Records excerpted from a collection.

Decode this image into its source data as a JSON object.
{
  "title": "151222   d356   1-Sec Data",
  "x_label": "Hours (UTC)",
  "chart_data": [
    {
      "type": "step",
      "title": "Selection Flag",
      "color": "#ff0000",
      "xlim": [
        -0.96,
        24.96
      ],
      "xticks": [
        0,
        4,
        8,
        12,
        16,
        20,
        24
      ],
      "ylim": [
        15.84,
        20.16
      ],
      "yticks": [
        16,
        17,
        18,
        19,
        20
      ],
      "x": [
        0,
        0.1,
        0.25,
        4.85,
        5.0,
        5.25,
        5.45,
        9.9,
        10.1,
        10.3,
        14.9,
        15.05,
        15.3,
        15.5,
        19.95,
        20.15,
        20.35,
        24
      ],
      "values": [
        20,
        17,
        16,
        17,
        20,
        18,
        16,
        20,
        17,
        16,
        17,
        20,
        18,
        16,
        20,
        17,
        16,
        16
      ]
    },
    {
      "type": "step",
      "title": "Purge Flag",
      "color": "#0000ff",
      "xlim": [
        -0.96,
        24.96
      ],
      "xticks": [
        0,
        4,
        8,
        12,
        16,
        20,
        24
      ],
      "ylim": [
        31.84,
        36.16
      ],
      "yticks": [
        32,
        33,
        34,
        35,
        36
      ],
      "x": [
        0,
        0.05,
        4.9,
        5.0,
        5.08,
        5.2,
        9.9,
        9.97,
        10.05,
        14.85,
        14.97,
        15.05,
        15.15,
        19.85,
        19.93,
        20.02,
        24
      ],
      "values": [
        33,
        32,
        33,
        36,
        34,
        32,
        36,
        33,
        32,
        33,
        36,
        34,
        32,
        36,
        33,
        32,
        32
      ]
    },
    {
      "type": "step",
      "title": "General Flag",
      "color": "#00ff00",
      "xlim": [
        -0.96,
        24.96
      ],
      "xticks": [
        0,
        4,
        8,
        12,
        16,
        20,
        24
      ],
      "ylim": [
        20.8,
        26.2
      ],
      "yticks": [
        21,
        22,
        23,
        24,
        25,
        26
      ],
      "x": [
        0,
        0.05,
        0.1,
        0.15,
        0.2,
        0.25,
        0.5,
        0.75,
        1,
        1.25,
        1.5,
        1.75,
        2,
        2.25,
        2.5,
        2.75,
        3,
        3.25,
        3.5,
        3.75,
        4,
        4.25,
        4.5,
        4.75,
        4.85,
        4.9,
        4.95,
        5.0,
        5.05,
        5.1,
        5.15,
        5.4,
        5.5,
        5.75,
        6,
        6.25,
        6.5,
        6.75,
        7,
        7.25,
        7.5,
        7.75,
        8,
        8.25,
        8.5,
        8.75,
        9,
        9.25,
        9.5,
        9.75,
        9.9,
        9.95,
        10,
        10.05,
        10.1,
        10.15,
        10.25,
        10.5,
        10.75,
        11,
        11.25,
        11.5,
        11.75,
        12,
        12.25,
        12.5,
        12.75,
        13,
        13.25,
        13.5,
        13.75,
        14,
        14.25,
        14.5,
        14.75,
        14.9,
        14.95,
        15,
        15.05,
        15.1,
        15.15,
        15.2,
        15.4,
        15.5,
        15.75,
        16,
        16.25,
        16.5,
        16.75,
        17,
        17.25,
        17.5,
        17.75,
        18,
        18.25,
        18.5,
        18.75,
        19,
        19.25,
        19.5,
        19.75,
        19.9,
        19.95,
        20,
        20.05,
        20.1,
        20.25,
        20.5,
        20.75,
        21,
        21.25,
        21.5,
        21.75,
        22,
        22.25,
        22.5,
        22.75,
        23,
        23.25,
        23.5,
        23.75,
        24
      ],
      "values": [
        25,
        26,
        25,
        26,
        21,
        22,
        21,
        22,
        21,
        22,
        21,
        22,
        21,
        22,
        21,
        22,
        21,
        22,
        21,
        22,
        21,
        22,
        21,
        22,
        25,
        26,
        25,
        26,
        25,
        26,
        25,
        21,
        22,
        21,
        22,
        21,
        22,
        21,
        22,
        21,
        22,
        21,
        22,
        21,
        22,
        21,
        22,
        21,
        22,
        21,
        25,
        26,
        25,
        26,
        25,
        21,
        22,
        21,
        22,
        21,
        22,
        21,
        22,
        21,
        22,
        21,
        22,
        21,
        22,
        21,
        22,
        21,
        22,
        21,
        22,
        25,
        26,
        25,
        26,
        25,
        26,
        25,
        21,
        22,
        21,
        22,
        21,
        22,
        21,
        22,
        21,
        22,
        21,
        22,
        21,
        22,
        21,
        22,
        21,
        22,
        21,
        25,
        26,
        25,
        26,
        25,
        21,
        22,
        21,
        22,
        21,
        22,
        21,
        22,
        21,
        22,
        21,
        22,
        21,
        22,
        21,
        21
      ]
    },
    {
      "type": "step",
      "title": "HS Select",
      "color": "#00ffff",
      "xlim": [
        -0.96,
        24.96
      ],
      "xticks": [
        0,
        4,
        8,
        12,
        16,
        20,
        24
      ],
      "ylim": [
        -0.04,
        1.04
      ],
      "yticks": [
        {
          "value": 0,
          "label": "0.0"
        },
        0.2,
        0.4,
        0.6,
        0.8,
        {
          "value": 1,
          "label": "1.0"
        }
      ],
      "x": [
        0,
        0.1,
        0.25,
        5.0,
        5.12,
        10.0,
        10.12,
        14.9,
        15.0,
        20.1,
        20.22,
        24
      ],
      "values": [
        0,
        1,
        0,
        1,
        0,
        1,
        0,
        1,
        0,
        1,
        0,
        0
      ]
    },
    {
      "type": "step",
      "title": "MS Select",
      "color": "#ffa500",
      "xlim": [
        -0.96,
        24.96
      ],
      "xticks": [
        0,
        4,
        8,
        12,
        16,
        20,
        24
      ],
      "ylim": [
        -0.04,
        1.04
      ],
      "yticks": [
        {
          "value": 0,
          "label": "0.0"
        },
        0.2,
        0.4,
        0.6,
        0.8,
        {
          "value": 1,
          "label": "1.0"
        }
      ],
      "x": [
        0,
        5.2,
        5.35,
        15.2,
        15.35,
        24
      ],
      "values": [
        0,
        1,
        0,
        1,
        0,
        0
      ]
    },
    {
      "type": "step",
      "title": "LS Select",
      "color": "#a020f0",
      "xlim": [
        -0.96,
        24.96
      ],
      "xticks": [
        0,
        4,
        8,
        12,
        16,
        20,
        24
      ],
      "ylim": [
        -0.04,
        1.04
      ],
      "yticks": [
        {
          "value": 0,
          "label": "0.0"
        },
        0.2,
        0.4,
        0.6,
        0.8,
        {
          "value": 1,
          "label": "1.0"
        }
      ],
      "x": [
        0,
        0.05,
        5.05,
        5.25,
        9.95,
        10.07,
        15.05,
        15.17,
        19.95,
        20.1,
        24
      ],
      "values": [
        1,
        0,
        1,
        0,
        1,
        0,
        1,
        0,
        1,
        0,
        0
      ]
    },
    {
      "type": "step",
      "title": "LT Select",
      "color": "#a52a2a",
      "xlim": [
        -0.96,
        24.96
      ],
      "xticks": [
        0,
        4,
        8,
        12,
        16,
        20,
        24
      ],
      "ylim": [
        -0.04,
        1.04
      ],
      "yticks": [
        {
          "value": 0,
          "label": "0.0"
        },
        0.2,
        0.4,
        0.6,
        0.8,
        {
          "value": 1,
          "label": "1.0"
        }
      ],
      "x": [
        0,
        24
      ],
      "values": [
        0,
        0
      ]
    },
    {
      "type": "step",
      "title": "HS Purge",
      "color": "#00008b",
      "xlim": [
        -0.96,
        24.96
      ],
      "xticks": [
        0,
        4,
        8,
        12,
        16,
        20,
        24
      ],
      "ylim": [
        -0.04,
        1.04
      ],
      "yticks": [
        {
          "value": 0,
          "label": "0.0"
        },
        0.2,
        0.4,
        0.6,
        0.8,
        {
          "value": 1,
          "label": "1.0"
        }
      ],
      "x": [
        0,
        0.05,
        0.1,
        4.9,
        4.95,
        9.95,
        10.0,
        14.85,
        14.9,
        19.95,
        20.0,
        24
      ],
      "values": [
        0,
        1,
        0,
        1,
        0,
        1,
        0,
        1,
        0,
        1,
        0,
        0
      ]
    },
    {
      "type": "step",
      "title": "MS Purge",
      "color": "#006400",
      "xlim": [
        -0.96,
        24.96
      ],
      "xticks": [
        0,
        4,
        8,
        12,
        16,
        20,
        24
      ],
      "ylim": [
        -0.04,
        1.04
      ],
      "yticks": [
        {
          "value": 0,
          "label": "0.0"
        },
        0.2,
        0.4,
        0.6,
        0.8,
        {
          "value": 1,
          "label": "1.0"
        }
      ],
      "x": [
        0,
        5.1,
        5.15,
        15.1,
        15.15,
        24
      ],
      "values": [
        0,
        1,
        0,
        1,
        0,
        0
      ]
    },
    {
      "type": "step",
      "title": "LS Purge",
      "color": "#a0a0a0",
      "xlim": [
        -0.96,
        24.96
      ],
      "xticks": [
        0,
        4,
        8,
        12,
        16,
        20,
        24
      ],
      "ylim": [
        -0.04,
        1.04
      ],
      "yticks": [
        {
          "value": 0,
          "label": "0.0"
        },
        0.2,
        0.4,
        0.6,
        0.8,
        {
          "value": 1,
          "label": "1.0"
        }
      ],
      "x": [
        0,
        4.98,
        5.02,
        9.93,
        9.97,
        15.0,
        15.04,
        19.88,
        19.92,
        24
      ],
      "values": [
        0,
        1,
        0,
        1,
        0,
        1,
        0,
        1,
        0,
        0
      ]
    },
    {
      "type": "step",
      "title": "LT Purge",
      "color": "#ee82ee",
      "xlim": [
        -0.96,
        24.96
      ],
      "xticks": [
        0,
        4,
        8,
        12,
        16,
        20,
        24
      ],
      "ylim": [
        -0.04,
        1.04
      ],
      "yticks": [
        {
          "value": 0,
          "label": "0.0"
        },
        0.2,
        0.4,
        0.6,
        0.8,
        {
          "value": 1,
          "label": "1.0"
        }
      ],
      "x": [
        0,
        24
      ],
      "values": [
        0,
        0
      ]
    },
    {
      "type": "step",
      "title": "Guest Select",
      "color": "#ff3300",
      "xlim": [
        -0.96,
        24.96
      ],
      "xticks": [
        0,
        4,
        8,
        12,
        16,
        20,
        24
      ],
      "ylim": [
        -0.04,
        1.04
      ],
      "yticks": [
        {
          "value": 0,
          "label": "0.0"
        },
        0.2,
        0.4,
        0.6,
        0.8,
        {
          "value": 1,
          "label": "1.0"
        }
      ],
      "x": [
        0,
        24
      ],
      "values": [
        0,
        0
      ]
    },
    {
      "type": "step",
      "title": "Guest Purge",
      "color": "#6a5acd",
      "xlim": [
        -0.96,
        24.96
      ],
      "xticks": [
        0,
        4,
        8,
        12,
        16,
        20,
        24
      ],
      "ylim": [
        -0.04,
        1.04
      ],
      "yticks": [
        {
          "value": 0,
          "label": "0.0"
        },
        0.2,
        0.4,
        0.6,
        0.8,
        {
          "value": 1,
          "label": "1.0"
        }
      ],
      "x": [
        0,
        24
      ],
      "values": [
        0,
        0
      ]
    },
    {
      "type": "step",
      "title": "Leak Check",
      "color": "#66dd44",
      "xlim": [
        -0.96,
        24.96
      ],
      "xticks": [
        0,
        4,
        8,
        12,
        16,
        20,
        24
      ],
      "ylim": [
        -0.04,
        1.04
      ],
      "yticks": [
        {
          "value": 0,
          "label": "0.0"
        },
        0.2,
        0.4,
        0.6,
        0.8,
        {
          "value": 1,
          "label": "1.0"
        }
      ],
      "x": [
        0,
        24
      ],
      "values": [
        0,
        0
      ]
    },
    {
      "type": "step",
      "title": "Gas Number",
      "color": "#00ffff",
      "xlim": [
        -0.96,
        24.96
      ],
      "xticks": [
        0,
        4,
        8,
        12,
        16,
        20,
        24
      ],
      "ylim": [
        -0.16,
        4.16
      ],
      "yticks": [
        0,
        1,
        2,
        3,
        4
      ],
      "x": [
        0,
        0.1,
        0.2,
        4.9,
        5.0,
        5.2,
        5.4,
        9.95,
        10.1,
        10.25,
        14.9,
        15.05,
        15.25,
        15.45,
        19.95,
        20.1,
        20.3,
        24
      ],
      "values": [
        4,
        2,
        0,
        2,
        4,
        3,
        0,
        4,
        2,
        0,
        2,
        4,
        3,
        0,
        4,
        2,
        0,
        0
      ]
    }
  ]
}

Task to carry out. Go through the entries above and pull out each line with "Guest" in it.

Answer to the problem.
      "title": "Guest Select",
      "title": "Guest Purge",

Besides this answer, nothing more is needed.